Each entry below is to be given again word for word, with no pictures.

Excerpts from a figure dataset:
══════════

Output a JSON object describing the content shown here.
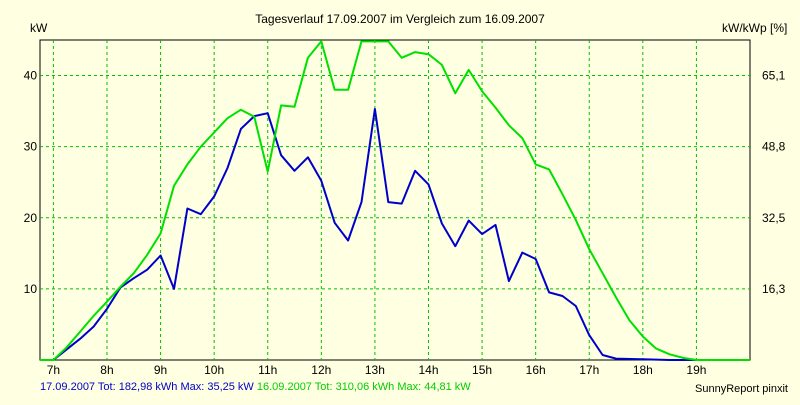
{
  "chart_data": {
    "type": "line",
    "title": "Tagesverlauf 17.09.2007 im Vergleich zum 16.09.2007",
    "ylabel": "kW",
    "y2label": "kW/kWp [%]",
    "xlim": [
      6.75,
      20.0
    ],
    "ylim": [
      0,
      45
    ],
    "yticks": [
      10,
      20,
      30,
      40
    ],
    "y2_tick_labels": [
      "16,3",
      "32,5",
      "48,8",
      "65,1"
    ],
    "x_tick_labels": [
      "7h",
      "8h",
      "9h",
      "10h",
      "11h",
      "12h",
      "13h",
      "14h",
      "15h",
      "16h",
      "17h",
      "18h",
      "19h"
    ],
    "x_ticks": [
      7,
      8,
      9,
      10,
      11,
      12,
      13,
      14,
      15,
      16,
      17,
      18,
      19
    ],
    "grid": true,
    "series": [
      {
        "name": "17.09.2007",
        "color": "#0000cc",
        "x": [
          6.75,
          7.0,
          7.25,
          7.5,
          7.75,
          8.0,
          8.25,
          8.5,
          8.75,
          9.0,
          9.25,
          9.5,
          9.75,
          10.0,
          10.25,
          10.5,
          10.75,
          11.0,
          11.25,
          11.5,
          11.75,
          12.0,
          12.25,
          12.5,
          12.75,
          13.0,
          13.25,
          13.5,
          13.75,
          14.0,
          14.25,
          14.5,
          14.75,
          15.0,
          15.25,
          15.5,
          15.75,
          16.0,
          16.25,
          16.5,
          16.75,
          17.0,
          17.25,
          17.5,
          18.0,
          18.5,
          19.0,
          19.5,
          20.0
        ],
        "values": [
          0,
          0,
          1.5,
          3,
          4.7,
          7.2,
          10.2,
          11.5,
          12.7,
          14.7,
          10,
          21.3,
          20.5,
          23,
          27,
          32.5,
          34.3,
          34.7,
          28.8,
          26.6,
          28.5,
          25.2,
          19.3,
          16.8,
          22.2,
          35.3,
          22.2,
          22,
          26.6,
          24.7,
          19.2,
          16,
          19.6,
          17.7,
          19,
          11.1,
          15.1,
          14.2,
          9.5,
          9,
          7.6,
          3.5,
          0.7,
          0.2,
          0.1,
          0,
          0,
          0,
          0
        ]
      },
      {
        "name": "16.09.2007",
        "color": "#00e000",
        "x": [
          6.75,
          7.0,
          7.25,
          7.5,
          7.75,
          8.0,
          8.25,
          8.5,
          8.75,
          9.0,
          9.25,
          9.5,
          9.75,
          10.0,
          10.25,
          10.5,
          10.75,
          11.0,
          11.25,
          11.5,
          11.75,
          12.0,
          12.25,
          12.5,
          12.75,
          13.0,
          13.25,
          13.5,
          13.75,
          14.0,
          14.25,
          14.5,
          14.75,
          15.0,
          15.25,
          15.5,
          15.75,
          16.0,
          16.25,
          16.5,
          16.75,
          17.0,
          17.25,
          17.5,
          17.75,
          18.0,
          18.25,
          18.5,
          18.75,
          19.0,
          19.25,
          19.5,
          19.75,
          20.0
        ],
        "values": [
          0,
          0,
          1.8,
          4,
          6.2,
          8.2,
          10.3,
          12.2,
          14.8,
          17.8,
          24.5,
          27.5,
          30,
          32,
          34,
          35.2,
          34.2,
          26.5,
          35.8,
          35.6,
          42.5,
          44.8,
          38,
          38,
          44.8,
          44.8,
          44.8,
          42.5,
          43.3,
          43.0,
          41.5,
          37.5,
          40.8,
          37.8,
          35.5,
          33,
          31.2,
          27.5,
          26.8,
          23.3,
          19.7,
          15.6,
          12.2,
          8.8,
          5.6,
          3.3,
          1.6,
          0.8,
          0.3,
          0,
          0,
          0,
          0,
          0
        ]
      }
    ],
    "footer": {
      "s1_text": "17.09.2007 Tot: 182,98 kWh Max: 35,25 kW",
      "s2_text": "16.09.2007 Tot: 310,06 kWh Max: 44,81 kW",
      "credit": "SunnyReport pinxit"
    }
  }
}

══════════

**Result:**
Output a JSON object describing the content shown here.
{
  "chart_data": {
    "type": "line",
    "title": "Tagesverlauf 17.09.2007 im Vergleich zum 16.09.2007",
    "ylabel": "kW",
    "y2label": "kW/kWp [%]",
    "xlim": [
      6.75,
      20.0
    ],
    "ylim": [
      0,
      45
    ],
    "yticks": [
      10,
      20,
      30,
      40
    ],
    "y2_tick_labels": [
      "16,3",
      "32,5",
      "48,8",
      "65,1"
    ],
    "x_tick_labels": [
      "7h",
      "8h",
      "9h",
      "10h",
      "11h",
      "12h",
      "13h",
      "14h",
      "15h",
      "16h",
      "17h",
      "18h",
      "19h"
    ],
    "x_ticks": [
      7,
      8,
      9,
      10,
      11,
      12,
      13,
      14,
      15,
      16,
      17,
      18,
      19
    ],
    "grid": true,
    "series": [
      {
        "name": "17.09.2007",
        "color": "#0000cc",
        "x": [
          6.75,
          7.0,
          7.25,
          7.5,
          7.75,
          8.0,
          8.25,
          8.5,
          8.75,
          9.0,
          9.25,
          9.5,
          9.75,
          10.0,
          10.25,
          10.5,
          10.75,
          11.0,
          11.25,
          11.5,
          11.75,
          12.0,
          12.25,
          12.5,
          12.75,
          13.0,
          13.25,
          13.5,
          13.75,
          14.0,
          14.25,
          14.5,
          14.75,
          15.0,
          15.25,
          15.5,
          15.75,
          16.0,
          16.25,
          16.5,
          16.75,
          17.0,
          17.25,
          17.5,
          18.0,
          18.5,
          19.0,
          19.5,
          20.0
        ],
        "values": [
          0,
          0,
          1.5,
          3,
          4.7,
          7.2,
          10.2,
          11.5,
          12.7,
          14.7,
          10,
          21.3,
          20.5,
          23,
          27,
          32.5,
          34.3,
          34.7,
          28.8,
          26.6,
          28.5,
          25.2,
          19.3,
          16.8,
          22.2,
          35.3,
          22.2,
          22,
          26.6,
          24.7,
          19.2,
          16,
          19.6,
          17.7,
          19,
          11.1,
          15.1,
          14.2,
          9.5,
          9,
          7.6,
          3.5,
          0.7,
          0.2,
          0.1,
          0,
          0,
          0,
          0
        ]
      },
      {
        "name": "16.09.2007",
        "color": "#00e000",
        "x": [
          6.75,
          7.0,
          7.25,
          7.5,
          7.75,
          8.0,
          8.25,
          8.5,
          8.75,
          9.0,
          9.25,
          9.5,
          9.75,
          10.0,
          10.25,
          10.5,
          10.75,
          11.0,
          11.25,
          11.5,
          11.75,
          12.0,
          12.25,
          12.5,
          12.75,
          13.0,
          13.25,
          13.5,
          13.75,
          14.0,
          14.25,
          14.5,
          14.75,
          15.0,
          15.25,
          15.5,
          15.75,
          16.0,
          16.25,
          16.5,
          16.75,
          17.0,
          17.25,
          17.5,
          17.75,
          18.0,
          18.25,
          18.5,
          18.75,
          19.0,
          19.25,
          19.5,
          19.75,
          20.0
        ],
        "values": [
          0,
          0,
          1.8,
          4,
          6.2,
          8.2,
          10.3,
          12.2,
          14.8,
          17.8,
          24.5,
          27.5,
          30,
          32,
          34,
          35.2,
          34.2,
          26.5,
          35.8,
          35.6,
          42.5,
          44.8,
          38,
          38,
          44.8,
          44.8,
          44.8,
          42.5,
          43.3,
          43.0,
          41.5,
          37.5,
          40.8,
          37.8,
          35.5,
          33,
          31.2,
          27.5,
          26.8,
          23.3,
          19.7,
          15.6,
          12.2,
          8.8,
          5.6,
          3.3,
          1.6,
          0.8,
          0.3,
          0,
          0,
          0,
          0,
          0
        ]
      }
    ],
    "footer": {
      "s1_text": "17.09.2007 Tot: 182,98 kWh Max: 35,25 kW",
      "s2_text": "16.09.2007 Tot: 310,06 kWh Max: 44,81 kW",
      "credit": "SunnyReport pinxit"
    }
  }
}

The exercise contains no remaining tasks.